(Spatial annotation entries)
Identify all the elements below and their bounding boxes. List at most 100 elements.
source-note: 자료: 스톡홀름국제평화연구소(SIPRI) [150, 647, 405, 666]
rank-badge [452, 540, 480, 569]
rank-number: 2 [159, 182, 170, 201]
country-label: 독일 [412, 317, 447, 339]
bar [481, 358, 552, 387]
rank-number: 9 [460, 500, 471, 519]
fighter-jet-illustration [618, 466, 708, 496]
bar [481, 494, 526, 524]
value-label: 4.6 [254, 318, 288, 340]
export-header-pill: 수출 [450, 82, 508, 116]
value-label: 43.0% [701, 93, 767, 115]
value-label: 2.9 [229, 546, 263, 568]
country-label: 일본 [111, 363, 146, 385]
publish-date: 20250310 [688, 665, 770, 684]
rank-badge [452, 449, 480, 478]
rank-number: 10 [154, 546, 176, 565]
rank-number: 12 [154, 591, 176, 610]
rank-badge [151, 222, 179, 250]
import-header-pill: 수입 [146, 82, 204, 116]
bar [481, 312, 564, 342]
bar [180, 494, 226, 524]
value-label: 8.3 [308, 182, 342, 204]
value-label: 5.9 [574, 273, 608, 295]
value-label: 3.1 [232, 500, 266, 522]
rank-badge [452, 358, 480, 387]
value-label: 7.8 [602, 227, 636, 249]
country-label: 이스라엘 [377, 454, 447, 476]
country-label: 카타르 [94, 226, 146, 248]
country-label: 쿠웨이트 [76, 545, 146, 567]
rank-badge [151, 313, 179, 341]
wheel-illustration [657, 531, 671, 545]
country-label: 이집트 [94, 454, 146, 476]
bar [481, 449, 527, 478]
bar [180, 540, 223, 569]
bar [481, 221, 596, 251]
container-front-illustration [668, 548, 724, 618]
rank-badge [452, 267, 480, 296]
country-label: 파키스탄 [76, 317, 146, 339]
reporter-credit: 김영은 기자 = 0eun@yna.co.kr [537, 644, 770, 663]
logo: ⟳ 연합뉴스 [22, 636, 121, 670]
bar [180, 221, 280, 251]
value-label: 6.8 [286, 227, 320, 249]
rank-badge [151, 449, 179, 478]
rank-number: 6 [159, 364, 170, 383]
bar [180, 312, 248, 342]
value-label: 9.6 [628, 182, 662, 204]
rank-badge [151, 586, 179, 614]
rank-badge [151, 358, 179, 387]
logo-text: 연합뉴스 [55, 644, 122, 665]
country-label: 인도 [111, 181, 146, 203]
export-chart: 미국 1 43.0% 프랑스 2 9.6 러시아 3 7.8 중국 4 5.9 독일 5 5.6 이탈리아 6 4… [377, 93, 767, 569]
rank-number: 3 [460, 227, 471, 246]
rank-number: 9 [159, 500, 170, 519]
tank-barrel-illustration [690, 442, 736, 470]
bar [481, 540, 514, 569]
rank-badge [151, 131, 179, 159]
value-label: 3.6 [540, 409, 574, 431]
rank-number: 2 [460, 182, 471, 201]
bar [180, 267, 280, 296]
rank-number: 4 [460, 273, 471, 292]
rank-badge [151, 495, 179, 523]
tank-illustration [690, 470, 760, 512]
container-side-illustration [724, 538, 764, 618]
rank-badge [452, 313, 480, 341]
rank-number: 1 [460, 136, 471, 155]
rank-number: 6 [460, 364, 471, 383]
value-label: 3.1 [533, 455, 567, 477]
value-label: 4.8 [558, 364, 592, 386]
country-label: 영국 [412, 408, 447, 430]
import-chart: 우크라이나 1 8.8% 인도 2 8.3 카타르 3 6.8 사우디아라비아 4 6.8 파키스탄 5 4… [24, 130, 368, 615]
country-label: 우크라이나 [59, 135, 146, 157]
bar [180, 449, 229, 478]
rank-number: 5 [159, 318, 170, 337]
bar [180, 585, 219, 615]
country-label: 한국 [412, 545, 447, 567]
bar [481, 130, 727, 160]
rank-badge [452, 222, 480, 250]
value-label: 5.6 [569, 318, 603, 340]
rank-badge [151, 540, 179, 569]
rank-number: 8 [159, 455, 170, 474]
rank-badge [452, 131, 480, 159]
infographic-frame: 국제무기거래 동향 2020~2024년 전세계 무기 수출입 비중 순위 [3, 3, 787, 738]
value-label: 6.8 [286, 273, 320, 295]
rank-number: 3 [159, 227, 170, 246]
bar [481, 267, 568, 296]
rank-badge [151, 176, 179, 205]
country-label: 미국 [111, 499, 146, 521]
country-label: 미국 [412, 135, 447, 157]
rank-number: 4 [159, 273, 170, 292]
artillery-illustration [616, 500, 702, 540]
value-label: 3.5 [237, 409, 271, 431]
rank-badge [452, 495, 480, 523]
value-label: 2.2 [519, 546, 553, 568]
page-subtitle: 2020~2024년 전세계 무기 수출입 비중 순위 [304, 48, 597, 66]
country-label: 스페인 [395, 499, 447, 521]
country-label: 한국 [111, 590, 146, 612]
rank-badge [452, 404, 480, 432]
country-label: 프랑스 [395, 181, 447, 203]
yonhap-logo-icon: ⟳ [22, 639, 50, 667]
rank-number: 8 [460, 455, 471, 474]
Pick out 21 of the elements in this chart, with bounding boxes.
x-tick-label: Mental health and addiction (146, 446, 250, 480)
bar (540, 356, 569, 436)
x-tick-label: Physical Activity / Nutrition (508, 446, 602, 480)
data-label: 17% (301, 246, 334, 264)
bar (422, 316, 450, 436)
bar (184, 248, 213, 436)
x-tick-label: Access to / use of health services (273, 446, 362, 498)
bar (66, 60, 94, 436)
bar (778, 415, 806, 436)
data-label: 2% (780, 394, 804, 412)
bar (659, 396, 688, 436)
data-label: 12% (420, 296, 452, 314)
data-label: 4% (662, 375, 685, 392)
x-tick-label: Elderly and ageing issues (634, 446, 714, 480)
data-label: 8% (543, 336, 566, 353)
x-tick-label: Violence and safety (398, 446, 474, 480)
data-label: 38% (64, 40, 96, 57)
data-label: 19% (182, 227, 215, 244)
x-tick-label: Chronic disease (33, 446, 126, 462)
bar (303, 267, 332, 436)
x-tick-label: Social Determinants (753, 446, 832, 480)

> **YOUR TASK**:
Copy out the rows verbatim, beginning with the first row and stopping after the line that contains "country-label: 일본 [111, 363, 146, 385]".

> **THE SOLUTION**:
Identify all the elements below and their bounding boxes. List at most 100 elements.
source-note: 자료: 스톡홀름국제평화연구소(SIPRI) [150, 647, 405, 666]
rank-badge [452, 540, 480, 569]
rank-number: 2 [159, 182, 170, 201]
country-label: 독일 [412, 317, 447, 339]
bar [481, 358, 552, 387]
rank-number: 9 [460, 500, 471, 519]
fighter-jet-illustration [618, 466, 708, 496]
bar [481, 494, 526, 524]
value-label: 4.6 [254, 318, 288, 340]
export-header-pill: 수출 [450, 82, 508, 116]
value-label: 43.0% [701, 93, 767, 115]
value-label: 2.9 [229, 546, 263, 568]
country-label: 일본 [111, 363, 146, 385]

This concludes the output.